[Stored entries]
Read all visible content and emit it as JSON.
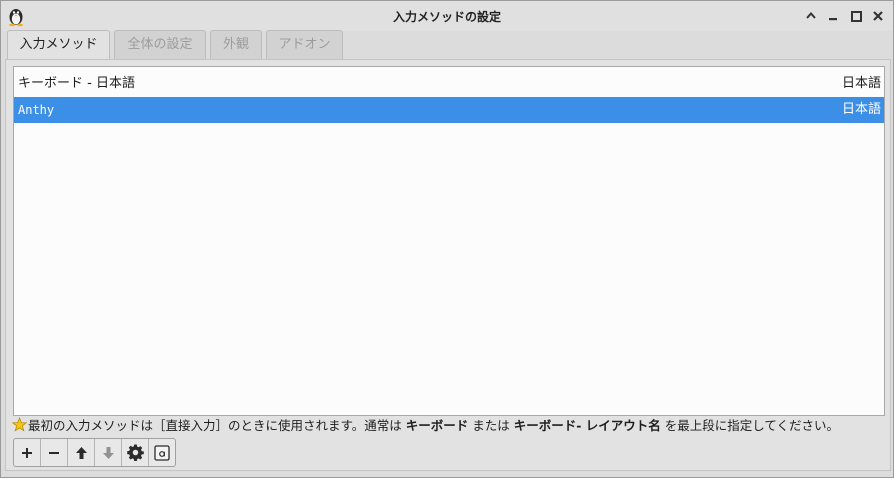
{
  "window": {
    "title": "入力メソッドの設定"
  },
  "tabs": [
    {
      "label": "入力メソッド",
      "active": true
    },
    {
      "label": "全体の設定",
      "active": false
    },
    {
      "label": "外観",
      "active": false
    },
    {
      "label": "アドオン",
      "active": false
    }
  ],
  "input_methods": [
    {
      "name": "キーボード - 日本語",
      "language": "日本語",
      "selected": false
    },
    {
      "name": "Anthy",
      "language": "日本語",
      "selected": true
    }
  ],
  "hint": {
    "icon": "star-icon",
    "part1": "最初の入力メソッドは［直接入力］のときに使用されます。通常は ",
    "bold1": "キーボード",
    "part2": " または ",
    "bold2": "キーボード- レイアウト名",
    "part3": " を最上段に指定してください。"
  },
  "toolbar": [
    {
      "icon": "plus-icon",
      "enabled": true
    },
    {
      "icon": "minus-icon",
      "enabled": true
    },
    {
      "icon": "arrow-up-icon",
      "enabled": true
    },
    {
      "icon": "arrow-down-icon",
      "enabled": false
    },
    {
      "icon": "gear-icon",
      "enabled": true
    },
    {
      "icon": "keyboard-layout-icon",
      "enabled": true
    }
  ],
  "colors": {
    "selection": "#3c8fe6",
    "window_bg": "#dcdcdc",
    "list_bg": "#fcfcfc"
  }
}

Aim of the exercise.
Copy every record above exactly as written, but leave out the pictures.

Task solution.
Read all visible content and emit it as JSON.
{
  "window": {
    "title": "入力メソッドの設定"
  },
  "tabs": [
    {
      "label": "入力メソッド",
      "active": true
    },
    {
      "label": "全体の設定",
      "active": false
    },
    {
      "label": "外観",
      "active": false
    },
    {
      "label": "アドオン",
      "active": false
    }
  ],
  "input_methods": [
    {
      "name": "キーボード - 日本語",
      "language": "日本語",
      "selected": false
    },
    {
      "name": "Anthy",
      "language": "日本語",
      "selected": true
    }
  ],
  "hint": {
    "icon": "star-icon",
    "part1": "最初の入力メソッドは［直接入力］のときに使用されます。通常は ",
    "bold1": "キーボード",
    "part2": " または ",
    "bold2": "キーボード- レイアウト名",
    "part3": " を最上段に指定してください。"
  },
  "toolbar": [
    {
      "icon": "plus-icon",
      "enabled": true
    },
    {
      "icon": "minus-icon",
      "enabled": true
    },
    {
      "icon": "arrow-up-icon",
      "enabled": true
    },
    {
      "icon": "arrow-down-icon",
      "enabled": false
    },
    {
      "icon": "gear-icon",
      "enabled": true
    },
    {
      "icon": "keyboard-layout-icon",
      "enabled": true
    }
  ],
  "colors": {
    "selection": "#3c8fe6",
    "window_bg": "#dcdcdc",
    "list_bg": "#fcfcfc"
  }
}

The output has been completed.